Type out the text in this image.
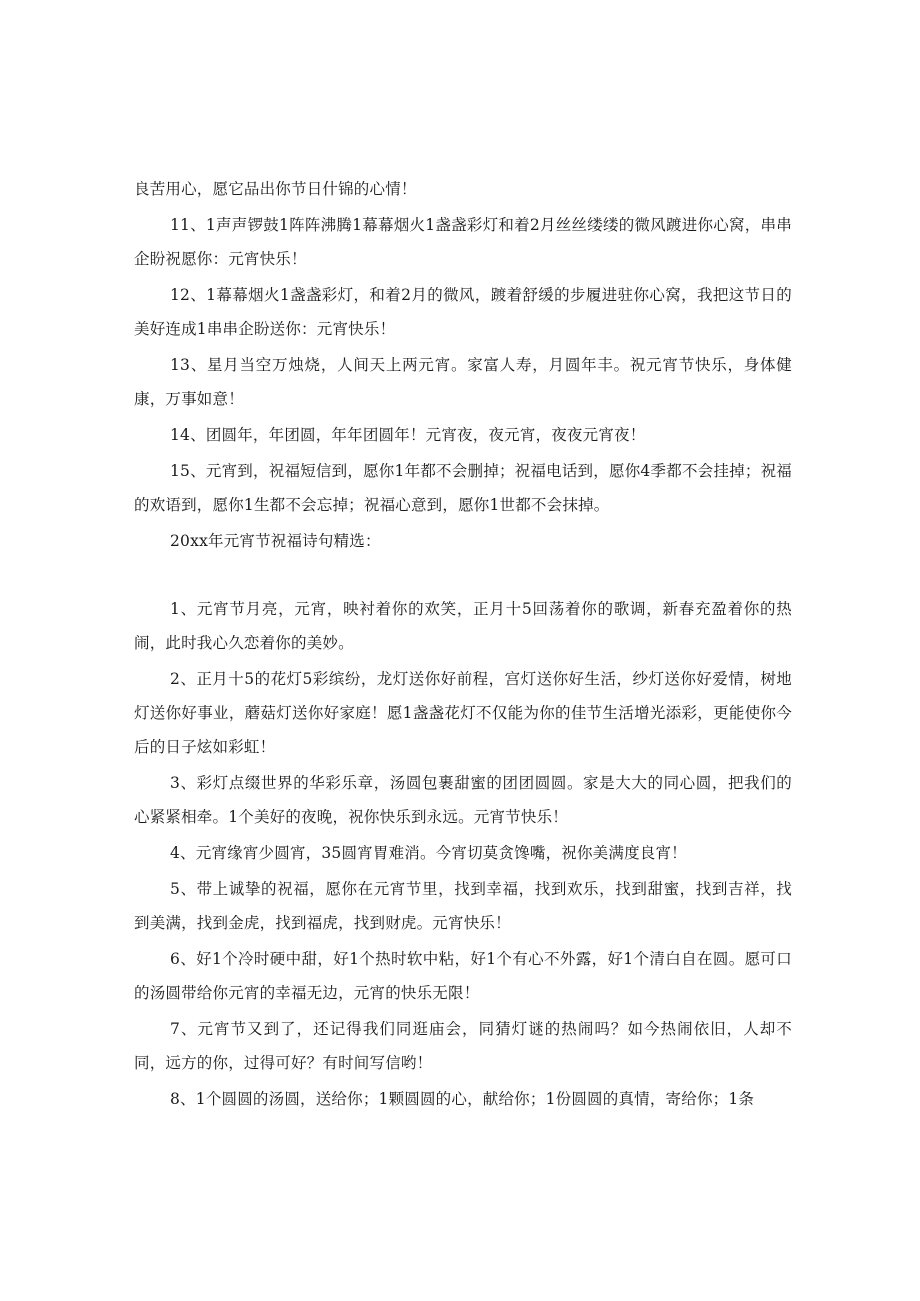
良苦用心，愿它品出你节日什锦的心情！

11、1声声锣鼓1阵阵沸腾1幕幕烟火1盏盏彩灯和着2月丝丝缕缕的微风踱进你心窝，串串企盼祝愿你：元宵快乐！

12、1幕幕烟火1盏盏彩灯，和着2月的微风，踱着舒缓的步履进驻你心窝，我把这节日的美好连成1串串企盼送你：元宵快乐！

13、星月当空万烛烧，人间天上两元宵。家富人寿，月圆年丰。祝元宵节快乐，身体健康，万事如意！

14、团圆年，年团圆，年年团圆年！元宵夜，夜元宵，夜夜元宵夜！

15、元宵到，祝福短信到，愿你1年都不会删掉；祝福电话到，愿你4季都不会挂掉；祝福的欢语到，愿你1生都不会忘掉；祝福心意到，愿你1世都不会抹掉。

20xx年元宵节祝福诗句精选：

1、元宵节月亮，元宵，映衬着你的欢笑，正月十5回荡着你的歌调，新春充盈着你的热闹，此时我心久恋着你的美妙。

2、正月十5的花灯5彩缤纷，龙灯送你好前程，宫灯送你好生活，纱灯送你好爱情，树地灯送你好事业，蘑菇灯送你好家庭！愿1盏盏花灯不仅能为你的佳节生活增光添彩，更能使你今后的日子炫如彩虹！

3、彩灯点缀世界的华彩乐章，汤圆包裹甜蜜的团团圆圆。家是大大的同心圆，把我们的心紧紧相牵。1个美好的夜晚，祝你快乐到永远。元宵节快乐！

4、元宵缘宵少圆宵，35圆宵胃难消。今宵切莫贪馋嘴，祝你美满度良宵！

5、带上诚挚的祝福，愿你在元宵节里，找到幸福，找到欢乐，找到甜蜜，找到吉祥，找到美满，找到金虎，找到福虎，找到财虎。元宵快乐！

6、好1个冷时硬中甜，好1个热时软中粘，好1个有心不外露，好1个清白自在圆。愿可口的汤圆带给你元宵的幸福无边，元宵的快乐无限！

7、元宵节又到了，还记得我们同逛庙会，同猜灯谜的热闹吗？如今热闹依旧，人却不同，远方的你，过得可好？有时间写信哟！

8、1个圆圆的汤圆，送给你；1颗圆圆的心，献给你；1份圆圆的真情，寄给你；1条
━━━━━━━━━━━━━━━━━━━━
PROBLEM TO SOLVE -
Without the pictures, return the entries exactly as they appear.

SOLUTION TO THIS PROBLEM -
Type out the text in this image.
良苦用心，愿它品出你节日什锦的心情！

11、1声声锣鼓1阵阵沸腾1幕幕烟火1盏盏彩灯和着2月丝丝缕缕的微风踱进你心窝，串串企盼祝愿你：元宵快乐！

12、1幕幕烟火1盏盏彩灯，和着2月的微风，踱着舒缓的步履进驻你心窝，我把这节日的美好连成1串串企盼送你：元宵快乐！

13、星月当空万烛烧，人间天上两元宵。家富人寿，月圆年丰。祝元宵节快乐，身体健康，万事如意！

14、团圆年，年团圆，年年团圆年！元宵夜，夜元宵，夜夜元宵夜！

15、元宵到，祝福短信到，愿你1年都不会删掉；祝福电话到，愿你4季都不会挂掉；祝福的欢语到，愿你1生都不会忘掉；祝福心意到，愿你1世都不会抹掉。

20xx年元宵节祝福诗句精选：

1、元宵节月亮，元宵，映衬着你的欢笑，正月十5回荡着你的歌调，新春充盈着你的热闹，此时我心久恋着你的美妙。

2、正月十5的花灯5彩缤纷，龙灯送你好前程，宫灯送你好生活，纱灯送你好爱情，树地灯送你好事业，蘑菇灯送你好家庭！愿1盏盏花灯不仅能为你的佳节生活增光添彩，更能使你今后的日子炫如彩虹！

3、彩灯点缀世界的华彩乐章，汤圆包裹甜蜜的团团圆圆。家是大大的同心圆，把我们的心紧紧相牵。1个美好的夜晚，祝你快乐到永远。元宵节快乐！

4、元宵缘宵少圆宵，35圆宵胃难消。今宵切莫贪馋嘴，祝你美满度良宵！

5、带上诚挚的祝福，愿你在元宵节里，找到幸福，找到欢乐，找到甜蜜，找到吉祥，找到美满，找到金虎，找到福虎，找到财虎。元宵快乐！

6、好1个冷时硬中甜，好1个热时软中粘，好1个有心不外露，好1个清白自在圆。愿可口的汤圆带给你元宵的幸福无边，元宵的快乐无限！

7、元宵节又到了，还记得我们同逛庙会，同猜灯谜的热闹吗？如今热闹依旧，人却不同，远方的你，过得可好？有时间写信哟！

8、1个圆圆的汤圆，送给你；1颗圆圆的心，献给你；1份圆圆的真情，寄给你；1条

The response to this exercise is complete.